__What to do__: Produce an exact copy of all the records.

__Listed entries__:

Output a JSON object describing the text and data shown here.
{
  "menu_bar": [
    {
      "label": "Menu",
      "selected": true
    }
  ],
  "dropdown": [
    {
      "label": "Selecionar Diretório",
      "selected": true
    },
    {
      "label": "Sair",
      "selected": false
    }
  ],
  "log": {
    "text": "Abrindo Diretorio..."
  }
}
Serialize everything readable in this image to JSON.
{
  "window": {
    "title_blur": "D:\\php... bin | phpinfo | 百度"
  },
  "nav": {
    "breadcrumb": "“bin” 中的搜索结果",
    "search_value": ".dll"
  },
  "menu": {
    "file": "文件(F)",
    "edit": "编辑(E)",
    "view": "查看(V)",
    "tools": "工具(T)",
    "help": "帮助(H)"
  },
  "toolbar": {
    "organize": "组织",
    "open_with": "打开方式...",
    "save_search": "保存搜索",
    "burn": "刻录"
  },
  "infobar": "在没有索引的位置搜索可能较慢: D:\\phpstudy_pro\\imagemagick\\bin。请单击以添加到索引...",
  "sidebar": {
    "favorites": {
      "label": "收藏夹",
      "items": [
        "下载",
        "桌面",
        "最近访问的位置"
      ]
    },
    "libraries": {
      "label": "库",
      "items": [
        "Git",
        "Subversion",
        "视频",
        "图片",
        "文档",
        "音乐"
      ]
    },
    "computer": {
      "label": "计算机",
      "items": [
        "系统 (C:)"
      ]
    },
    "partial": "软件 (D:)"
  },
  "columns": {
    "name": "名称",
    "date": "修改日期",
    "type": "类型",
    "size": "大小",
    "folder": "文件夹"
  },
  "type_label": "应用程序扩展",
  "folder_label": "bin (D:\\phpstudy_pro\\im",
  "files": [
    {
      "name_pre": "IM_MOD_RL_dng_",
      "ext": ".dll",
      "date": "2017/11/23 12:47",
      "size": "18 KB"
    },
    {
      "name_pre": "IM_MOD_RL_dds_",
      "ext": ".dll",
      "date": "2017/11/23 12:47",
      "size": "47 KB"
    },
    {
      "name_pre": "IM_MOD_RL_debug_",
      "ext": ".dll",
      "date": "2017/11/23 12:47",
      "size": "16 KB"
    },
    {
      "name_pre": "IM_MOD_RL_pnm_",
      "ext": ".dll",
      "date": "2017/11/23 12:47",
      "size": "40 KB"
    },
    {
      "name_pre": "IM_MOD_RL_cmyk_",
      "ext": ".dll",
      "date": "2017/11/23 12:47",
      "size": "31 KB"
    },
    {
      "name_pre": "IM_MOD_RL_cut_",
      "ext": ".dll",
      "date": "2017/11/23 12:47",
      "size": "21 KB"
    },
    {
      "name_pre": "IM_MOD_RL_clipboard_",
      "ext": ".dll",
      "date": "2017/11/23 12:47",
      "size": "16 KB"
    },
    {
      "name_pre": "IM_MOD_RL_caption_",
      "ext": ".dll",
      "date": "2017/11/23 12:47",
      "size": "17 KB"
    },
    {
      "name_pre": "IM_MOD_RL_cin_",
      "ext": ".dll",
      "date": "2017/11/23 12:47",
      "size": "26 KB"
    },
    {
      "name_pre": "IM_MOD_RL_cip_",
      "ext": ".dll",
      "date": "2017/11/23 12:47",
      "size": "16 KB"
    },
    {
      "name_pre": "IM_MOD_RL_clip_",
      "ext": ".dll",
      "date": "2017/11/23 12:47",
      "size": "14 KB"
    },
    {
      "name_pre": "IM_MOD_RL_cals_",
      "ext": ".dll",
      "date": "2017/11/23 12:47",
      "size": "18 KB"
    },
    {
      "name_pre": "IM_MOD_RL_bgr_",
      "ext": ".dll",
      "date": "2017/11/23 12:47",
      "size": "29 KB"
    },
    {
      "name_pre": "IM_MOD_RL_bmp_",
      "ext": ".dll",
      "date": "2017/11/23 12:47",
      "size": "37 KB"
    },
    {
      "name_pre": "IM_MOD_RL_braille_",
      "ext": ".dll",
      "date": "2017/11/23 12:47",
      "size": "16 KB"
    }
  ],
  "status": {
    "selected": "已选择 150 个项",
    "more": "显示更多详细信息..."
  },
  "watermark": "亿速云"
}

__Written answer__:
Output a JSON object describing the text and data shown here.
{
  "menu_bar": [
    {
      "label": "Menu",
      "selected": true
    }
  ],
  "dropdown": [
    {
      "label": "Selecionar Diretório",
      "selected": true
    },
    {
      "label": "Sair",
      "selected": false
    }
  ],
  "log": {
    "text": "Abrindo Diretorio..."
  }
}
Serialize everything readable in this image to JSON.
{
  "window": {
    "title_blur": "D:\\php... bin | phpinfo | 百度"
  },
  "nav": {
    "breadcrumb": "“bin” 中的搜索结果",
    "search_value": ".dll"
  },
  "menu": {
    "file": "文件(F)",
    "edit": "编辑(E)",
    "view": "查看(V)",
    "tools": "工具(T)",
    "help": "帮助(H)"
  },
  "toolbar": {
    "organize": "组织",
    "open_with": "打开方式...",
    "save_search": "保存搜索",
    "burn": "刻录"
  },
  "infobar": "在没有索引的位置搜索可能较慢: D:\\phpstudy_pro\\imagemagick\\bin。请单击以添加到索引...",
  "sidebar": {
    "favorites": {
      "label": "收藏夹",
      "items": [
        "下载",
        "桌面",
        "最近访问的位置"
      ]
    },
    "libraries": {
      "label": "库",
      "items": [
        "Git",
        "Subversion",
        "视频",
        "图片",
        "文档",
        "音乐"
      ]
    },
    "computer": {
      "label": "计算机",
      "items": [
        "系统 (C:)"
      ]
    },
    "partial": "软件 (D:)"
  },
  "columns": {
    "name": "名称",
    "date": "修改日期",
    "type": "类型",
    "size": "大小",
    "folder": "文件夹"
  },
  "type_label": "应用程序扩展",
  "folder_label": "bin (D:\\phpstudy_pro\\im",
  "files": [
    {
      "name_pre": "IM_MOD_RL_dng_",
      "ext": ".dll",
      "date": "2017/11/23 12:47",
      "size": "18 KB"
    },
    {
      "name_pre": "IM_MOD_RL_dds_",
      "ext": ".dll",
      "date": "2017/11/23 12:47",
      "size": "47 KB"
    },
    {
      "name_pre": "IM_MOD_RL_debug_",
      "ext": ".dll",
      "date": "2017/11/23 12:47",
      "size": "16 KB"
    },
    {
      "name_pre": "IM_MOD_RL_pnm_",
      "ext": ".dll",
      "date": "2017/11/23 12:47",
      "size": "40 KB"
    },
    {
      "name_pre": "IM_MOD_RL_cmyk_",
      "ext": ".dll",
      "date": "2017/11/23 12:47",
      "size": "31 KB"
    },
    {
      "name_pre": "IM_MOD_RL_cut_",
      "ext": ".dll",
      "date": "2017/11/23 12:47",
      "size": "21 KB"
    },
    {
      "name_pre": "IM_MOD_RL_clipboard_",
      "ext": ".dll",
      "date": "2017/11/23 12:47",
      "size": "16 KB"
    },
    {
      "name_pre": "IM_MOD_RL_caption_",
      "ext": ".dll",
      "date": "2017/11/23 12:47",
      "size": "17 KB"
    },
    {
      "name_pre": "IM_MOD_RL_cin_",
      "ext": ".dll",
      "date": "2017/11/23 12:47",
      "size": "26 KB"
    },
    {
      "name_pre": "IM_MOD_RL_cip_",
      "ext": ".dll",
      "date": "2017/11/23 12:47",
      "size": "16 KB"
    },
    {
      "name_pre": "IM_MOD_RL_clip_",
      "ext": ".dll",
      "date": "2017/11/23 12:47",
      "size": "14 KB"
    },
    {
      "name_pre": "IM_MOD_RL_cals_",
      "ext": ".dll",
      "date": "2017/11/23 12:47",
      "size": "18 KB"
    },
    {
      "name_pre": "IM_MOD_RL_bgr_",
      "ext": ".dll",
      "date": "2017/11/23 12:47",
      "size": "29 KB"
    },
    {
      "name_pre": "IM_MOD_RL_bmp_",
      "ext": ".dll",
      "date": "2017/11/23 12:47",
      "size": "37 KB"
    },
    {
      "name_pre": "IM_MOD_RL_braille_",
      "ext": ".dll",
      "date": "2017/11/23 12:47",
      "size": "16 KB"
    }
  ],
  "status": {
    "selected": "已选择 150 个项",
    "more": "显示更多详细信息..."
  },
  "watermark": "亿速云"
}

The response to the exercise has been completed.